Data listing:
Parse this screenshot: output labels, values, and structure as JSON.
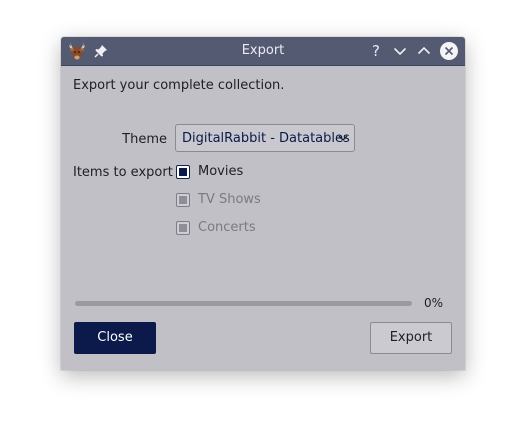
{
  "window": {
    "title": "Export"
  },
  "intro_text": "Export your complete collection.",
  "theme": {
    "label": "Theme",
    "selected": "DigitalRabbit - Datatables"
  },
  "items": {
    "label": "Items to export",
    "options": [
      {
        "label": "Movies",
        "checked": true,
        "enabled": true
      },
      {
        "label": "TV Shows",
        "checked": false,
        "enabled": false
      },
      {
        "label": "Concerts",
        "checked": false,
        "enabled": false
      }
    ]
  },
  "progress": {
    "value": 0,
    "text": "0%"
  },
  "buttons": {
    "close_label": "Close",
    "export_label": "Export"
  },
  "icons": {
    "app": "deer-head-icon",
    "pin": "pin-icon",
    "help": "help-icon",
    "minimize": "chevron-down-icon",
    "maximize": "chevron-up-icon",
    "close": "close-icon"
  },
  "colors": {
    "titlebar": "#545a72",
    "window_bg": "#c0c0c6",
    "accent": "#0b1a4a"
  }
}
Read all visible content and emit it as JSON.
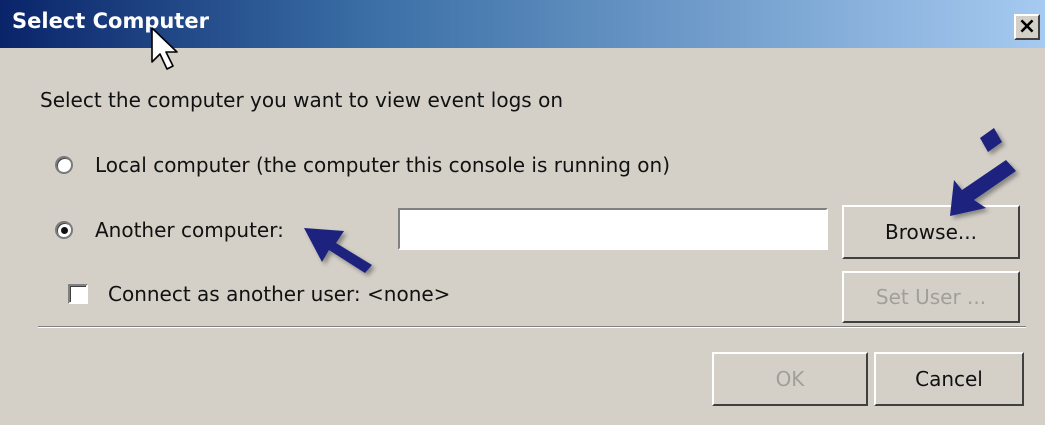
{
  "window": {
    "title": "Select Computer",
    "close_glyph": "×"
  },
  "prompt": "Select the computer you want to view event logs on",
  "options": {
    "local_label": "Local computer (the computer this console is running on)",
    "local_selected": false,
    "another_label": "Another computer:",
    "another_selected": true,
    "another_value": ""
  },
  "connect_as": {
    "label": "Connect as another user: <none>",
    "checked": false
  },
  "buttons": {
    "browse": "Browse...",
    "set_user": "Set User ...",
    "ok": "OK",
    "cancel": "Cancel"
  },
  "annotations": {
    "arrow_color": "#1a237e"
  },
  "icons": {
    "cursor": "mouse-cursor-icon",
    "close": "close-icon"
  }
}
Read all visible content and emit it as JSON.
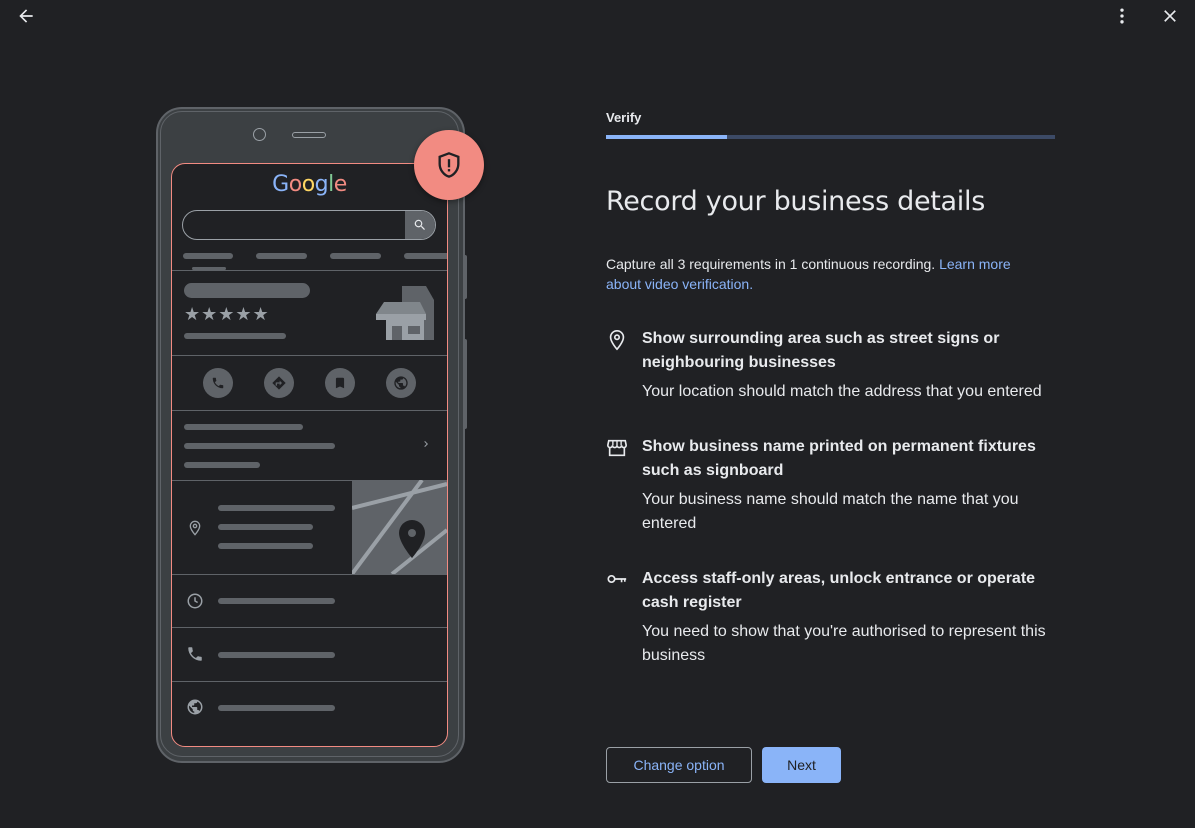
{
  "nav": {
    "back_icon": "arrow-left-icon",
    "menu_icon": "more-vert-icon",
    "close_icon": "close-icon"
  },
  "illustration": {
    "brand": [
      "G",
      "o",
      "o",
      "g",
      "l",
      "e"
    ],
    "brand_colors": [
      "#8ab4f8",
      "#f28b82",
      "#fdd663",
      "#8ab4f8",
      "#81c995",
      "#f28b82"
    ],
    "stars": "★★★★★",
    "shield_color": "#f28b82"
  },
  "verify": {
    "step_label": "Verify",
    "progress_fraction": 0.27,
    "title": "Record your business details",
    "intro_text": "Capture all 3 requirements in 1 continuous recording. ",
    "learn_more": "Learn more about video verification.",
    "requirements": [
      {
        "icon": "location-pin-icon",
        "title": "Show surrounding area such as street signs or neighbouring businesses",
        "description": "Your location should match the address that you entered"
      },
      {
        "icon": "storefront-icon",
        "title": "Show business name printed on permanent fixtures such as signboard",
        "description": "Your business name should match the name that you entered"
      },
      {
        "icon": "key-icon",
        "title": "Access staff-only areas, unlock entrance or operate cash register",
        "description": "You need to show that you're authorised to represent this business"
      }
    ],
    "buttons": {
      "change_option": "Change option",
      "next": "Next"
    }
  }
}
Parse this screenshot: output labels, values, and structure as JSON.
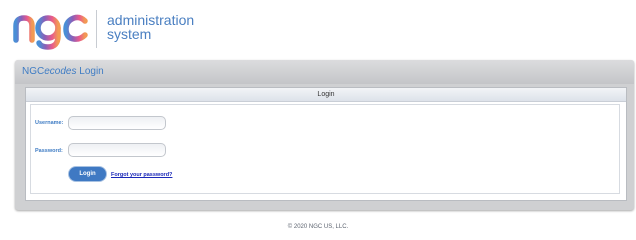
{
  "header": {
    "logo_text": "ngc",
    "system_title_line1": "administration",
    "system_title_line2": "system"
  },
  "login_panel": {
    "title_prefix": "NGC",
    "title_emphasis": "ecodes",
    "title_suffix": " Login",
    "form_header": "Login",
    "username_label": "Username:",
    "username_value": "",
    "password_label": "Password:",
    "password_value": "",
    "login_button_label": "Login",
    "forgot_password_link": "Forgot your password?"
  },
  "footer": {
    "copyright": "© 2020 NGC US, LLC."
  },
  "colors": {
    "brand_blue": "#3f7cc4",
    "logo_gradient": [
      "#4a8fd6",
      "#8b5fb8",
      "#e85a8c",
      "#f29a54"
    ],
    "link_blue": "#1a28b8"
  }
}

REQUIRED TASK:
Report how many lines contain "entered". Give nothing but the number.

TASK RESULT:
2